Data excerpts
►

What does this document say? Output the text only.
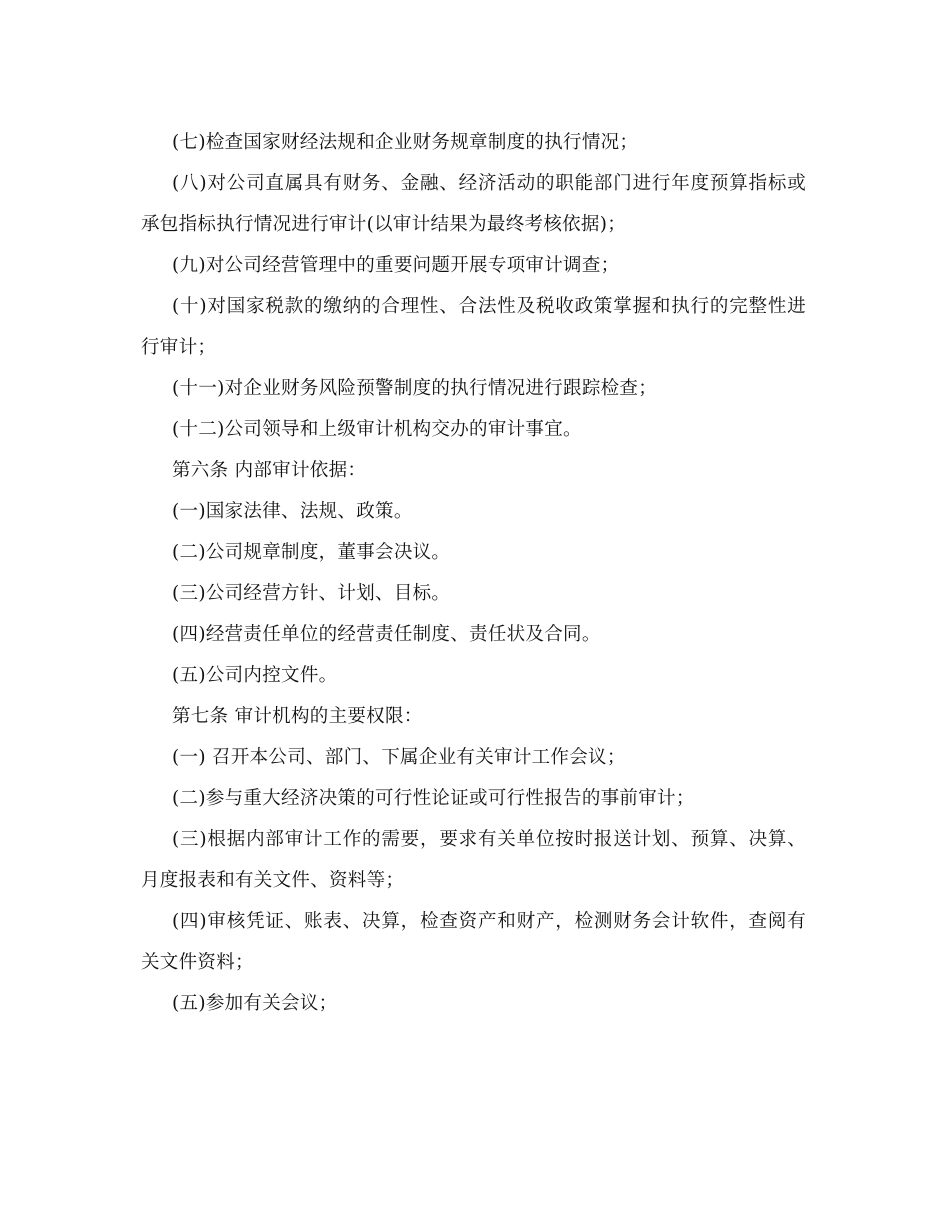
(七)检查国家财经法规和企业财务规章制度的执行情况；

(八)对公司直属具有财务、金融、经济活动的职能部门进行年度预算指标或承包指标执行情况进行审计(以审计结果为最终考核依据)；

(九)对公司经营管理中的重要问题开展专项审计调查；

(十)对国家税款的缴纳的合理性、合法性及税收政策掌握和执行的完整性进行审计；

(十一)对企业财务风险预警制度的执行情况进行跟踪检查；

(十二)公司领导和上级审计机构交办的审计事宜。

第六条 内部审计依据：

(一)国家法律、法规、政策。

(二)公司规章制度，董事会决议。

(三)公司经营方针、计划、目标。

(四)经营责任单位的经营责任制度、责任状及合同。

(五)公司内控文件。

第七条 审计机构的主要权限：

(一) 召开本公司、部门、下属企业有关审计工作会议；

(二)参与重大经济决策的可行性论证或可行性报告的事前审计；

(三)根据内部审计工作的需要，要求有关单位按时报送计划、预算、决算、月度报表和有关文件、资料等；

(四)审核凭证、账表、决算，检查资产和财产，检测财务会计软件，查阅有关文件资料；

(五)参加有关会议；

◄
►

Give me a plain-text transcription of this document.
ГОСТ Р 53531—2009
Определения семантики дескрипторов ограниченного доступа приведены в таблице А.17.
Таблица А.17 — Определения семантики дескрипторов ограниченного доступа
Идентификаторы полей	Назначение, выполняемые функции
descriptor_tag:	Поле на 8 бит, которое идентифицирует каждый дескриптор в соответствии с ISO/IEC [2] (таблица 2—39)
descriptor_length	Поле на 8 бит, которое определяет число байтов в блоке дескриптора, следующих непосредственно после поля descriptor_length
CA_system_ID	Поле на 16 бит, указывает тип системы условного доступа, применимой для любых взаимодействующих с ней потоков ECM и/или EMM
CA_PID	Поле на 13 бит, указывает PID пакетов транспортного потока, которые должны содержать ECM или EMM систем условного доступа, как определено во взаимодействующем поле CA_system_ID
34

◄

• WHAT IS EXPECTED: How many lines of the listing above include the word "условного"? State the number and nothing else.

• RESPONSE TO THIS TASK: 2